═════ PASSAGE SHOWN ═════
    6. Are DNS servers needed?
    I am sure I have more questions, but think trial and error might be the best approach to working out how to set up the environment

    Thanks in advance
  2. iqpascal

    iqpascal Member

    I run a small hosting setup for approx 25 sites.

    They all run on DigitalOcean and Vultr instances.

    1 VPS: Main server MySQL + nginx runs all sites
    1 VPS: Mail + DNS
    1 VPS: DNS + geolocated website
    1 VPS: DNS + geolocated website

    and a couple of more VPS servers with a geolocated website.

    1: It's not that hard, but there is a manual if needed.
    2: Mine primary server is a 2 VCPU and 2GB Mem VPS. Probably overload for my purpose.
    3: I would personally recommend starting from scratch. I came from a self compiled PHP / Apache setup and just installed new VPS servers with ispconfig and moved sites over from the old setup to ISPConfig.
    4: See 3
    5: Yes
    6: I believe not, you can have your domainname provider run the DNS servers for you. I run them on 3,50$ or 5$ VPS servers around the globe. You can run DNS on your main server + 1 DNS VPS on another location.

    My recommendation would be play around with VPS servers from Vultr or DO. They are cheap, easy to reinstall and just fun to get to know ISPConfig.
  3. till

    till Super Moderator Staff Member ISPConfig Developer

    ISPConfig should be installed on a fresh system from scratch, installing it on a system that is in use will likely break the existing system plus you get a not fully working ispconfig, so not a good choice. Using an existing mysql server should be ok though, as ispconfig just adds some databases, so as long as you don't choose conflicting database names, it should be fine.
  4. nhybgtvfr

    nhybgtvfr Well-Known Member HowtoForge Supporter

    1. it's been a while since I looked, but I believe there are instructions in the manual, if not, you can use the Debian ones you've found for ubuntu. most of the setup is identical to a single server anyway. just leave out eg dns install, or mailserver install on a pure webserver, or eg, dns install, php/apache install in a pure mailserver. etc according to your needs. you may even want a postfix on your mailserver, not enabled in ispconfig, to relay all website generated emails through a dedicated mailserver. the main difference is making sure the root and ispconfig users have the correct MySQL accounts and permissions, which are shown in the Debian multi-server tutorial.

    2. how long is a piece of string? it'll run fine on a single vcpu with a couple of gigs of ram. better with more cpu and ram.
═════ DATA EXCERPTS ═════
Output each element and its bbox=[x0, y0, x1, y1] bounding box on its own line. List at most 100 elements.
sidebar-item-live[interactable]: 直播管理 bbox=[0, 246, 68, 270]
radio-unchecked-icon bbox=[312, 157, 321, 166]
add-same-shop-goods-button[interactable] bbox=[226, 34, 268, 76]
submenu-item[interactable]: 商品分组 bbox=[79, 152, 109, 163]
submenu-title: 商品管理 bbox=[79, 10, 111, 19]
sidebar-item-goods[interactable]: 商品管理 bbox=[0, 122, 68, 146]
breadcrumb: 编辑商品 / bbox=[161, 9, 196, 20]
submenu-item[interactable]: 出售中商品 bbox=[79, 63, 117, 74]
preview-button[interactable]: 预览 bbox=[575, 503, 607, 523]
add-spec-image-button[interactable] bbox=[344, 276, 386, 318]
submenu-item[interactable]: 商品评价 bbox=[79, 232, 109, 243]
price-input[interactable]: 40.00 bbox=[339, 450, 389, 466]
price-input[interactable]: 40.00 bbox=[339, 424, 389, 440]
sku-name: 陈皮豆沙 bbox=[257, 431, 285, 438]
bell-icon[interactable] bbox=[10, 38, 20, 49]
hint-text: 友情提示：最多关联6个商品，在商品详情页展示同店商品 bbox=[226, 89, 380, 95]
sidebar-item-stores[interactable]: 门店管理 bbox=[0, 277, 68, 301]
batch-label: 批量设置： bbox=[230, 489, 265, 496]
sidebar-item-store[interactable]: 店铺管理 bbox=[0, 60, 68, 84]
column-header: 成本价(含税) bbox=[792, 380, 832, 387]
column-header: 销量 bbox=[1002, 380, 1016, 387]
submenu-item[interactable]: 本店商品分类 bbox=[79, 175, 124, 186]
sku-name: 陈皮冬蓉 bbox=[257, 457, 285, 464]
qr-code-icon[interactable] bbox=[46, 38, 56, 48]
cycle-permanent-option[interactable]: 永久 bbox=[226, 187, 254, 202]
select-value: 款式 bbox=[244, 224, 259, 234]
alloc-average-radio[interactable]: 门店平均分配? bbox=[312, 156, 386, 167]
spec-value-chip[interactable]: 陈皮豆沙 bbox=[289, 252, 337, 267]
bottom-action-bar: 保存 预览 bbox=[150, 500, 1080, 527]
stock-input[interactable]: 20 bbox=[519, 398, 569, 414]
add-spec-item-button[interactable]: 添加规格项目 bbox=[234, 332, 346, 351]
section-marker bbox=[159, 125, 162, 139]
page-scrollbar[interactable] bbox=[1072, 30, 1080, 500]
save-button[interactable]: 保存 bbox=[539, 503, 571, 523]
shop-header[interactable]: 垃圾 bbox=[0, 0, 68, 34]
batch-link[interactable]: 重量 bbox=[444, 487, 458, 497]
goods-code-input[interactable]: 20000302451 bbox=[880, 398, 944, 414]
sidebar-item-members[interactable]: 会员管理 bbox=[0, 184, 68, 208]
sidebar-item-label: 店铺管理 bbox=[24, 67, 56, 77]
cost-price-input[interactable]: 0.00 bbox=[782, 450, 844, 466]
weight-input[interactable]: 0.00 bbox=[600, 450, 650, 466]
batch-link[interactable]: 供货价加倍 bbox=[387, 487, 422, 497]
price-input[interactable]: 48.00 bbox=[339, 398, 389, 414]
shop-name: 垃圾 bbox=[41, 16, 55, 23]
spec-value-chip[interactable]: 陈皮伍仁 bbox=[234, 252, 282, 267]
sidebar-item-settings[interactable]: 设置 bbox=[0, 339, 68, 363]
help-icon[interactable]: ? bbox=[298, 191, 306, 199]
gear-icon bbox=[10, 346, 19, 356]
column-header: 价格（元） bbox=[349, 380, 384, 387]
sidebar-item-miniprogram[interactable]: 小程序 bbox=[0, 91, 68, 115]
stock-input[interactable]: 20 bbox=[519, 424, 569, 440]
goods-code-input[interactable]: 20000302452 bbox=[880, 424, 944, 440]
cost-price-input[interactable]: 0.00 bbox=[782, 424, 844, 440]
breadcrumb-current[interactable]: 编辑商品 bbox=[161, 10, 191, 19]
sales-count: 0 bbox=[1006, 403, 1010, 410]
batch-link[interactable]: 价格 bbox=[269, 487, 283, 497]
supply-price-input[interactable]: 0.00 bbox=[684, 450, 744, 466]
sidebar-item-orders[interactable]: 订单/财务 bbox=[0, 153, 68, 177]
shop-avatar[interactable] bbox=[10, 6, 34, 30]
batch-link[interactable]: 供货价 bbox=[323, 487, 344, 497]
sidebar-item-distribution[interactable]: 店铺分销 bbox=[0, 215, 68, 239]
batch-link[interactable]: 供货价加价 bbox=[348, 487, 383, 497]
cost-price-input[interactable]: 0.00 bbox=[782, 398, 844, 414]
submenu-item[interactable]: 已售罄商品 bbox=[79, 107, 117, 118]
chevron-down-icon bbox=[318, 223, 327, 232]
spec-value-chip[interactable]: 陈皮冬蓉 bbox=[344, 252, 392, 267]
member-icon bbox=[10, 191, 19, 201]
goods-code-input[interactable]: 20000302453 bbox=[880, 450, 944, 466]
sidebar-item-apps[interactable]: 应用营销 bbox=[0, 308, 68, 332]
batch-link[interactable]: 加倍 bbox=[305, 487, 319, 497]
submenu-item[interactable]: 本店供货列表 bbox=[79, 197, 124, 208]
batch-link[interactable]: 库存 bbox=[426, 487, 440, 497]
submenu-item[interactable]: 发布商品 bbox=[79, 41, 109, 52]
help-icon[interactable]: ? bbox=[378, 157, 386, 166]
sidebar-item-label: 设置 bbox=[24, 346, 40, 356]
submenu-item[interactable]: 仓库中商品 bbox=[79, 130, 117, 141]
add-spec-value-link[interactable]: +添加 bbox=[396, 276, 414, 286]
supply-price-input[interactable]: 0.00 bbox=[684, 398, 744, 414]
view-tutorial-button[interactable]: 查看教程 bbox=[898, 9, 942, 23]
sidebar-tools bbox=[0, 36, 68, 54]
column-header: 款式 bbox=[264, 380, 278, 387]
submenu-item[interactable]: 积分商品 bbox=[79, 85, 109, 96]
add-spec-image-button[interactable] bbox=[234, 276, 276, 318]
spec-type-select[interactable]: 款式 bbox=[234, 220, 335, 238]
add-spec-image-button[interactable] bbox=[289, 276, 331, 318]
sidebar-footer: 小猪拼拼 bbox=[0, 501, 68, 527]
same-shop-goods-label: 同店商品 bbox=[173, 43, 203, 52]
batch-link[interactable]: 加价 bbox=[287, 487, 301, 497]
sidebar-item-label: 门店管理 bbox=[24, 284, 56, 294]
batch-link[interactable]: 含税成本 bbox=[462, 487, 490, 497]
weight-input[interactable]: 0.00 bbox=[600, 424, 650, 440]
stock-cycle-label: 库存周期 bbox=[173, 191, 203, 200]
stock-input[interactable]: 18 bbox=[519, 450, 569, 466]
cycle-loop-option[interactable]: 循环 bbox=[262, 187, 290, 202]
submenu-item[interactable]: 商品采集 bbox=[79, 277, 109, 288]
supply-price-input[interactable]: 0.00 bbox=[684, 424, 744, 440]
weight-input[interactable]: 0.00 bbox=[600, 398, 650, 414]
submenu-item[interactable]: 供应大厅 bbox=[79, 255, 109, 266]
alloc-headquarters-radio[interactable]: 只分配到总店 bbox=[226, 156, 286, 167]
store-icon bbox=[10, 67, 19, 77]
═════
WORK TO COMPLETE —
**1)** Answer these questions about the ISPConfig forum thread, one line each:
(a) Which two providers host iqpascal's instances?
(b) According to till, what two results are likely if ISPConfig is installed on a system already in use?
(c) What hardware does nhybgtvfr say ISPConfig will run fine on?
**2)** Carry on the ISPConfig forum thread from its last line.
You can do this work without the records.

EXPECTED RESULTS —
**1)**
(a) DigitalOcean and Vultr.
(b) It will likely break the existing system, and you get an ISPConfig that does not fully work.
(c) A single vCPU with a couple of gigs of RAM.

**2)**
    it'll depend mostly on how big you expect the main database to get, and how many concurrent control panel users you expect to have.

    3. best to install from scratch.
    4. yes, but see point 3, although the required bit to install according to the ispconfig tutorials, for a dedicated DB server only, are minimal. so you can get away with using an existing server. just need to be very careful. it's easy to wipe out a database..... :oops:

    5. technically, no, each individual ispconfig server requires it's own database. they could all be on a central database server.
    this is what I did the 1st time. it's harder to maintain, performance is worse, and each ispconfig database needs a unique name. and if an ispconfig server can't reach the central MySQL server, you going to have problems. if you install MySQL on each server and have each ispconfig instance access it's database locally, it'll continue working properly even if it can't access the master ispconfig server/database. it just won't get any new configuration changes until it can access the master DB again.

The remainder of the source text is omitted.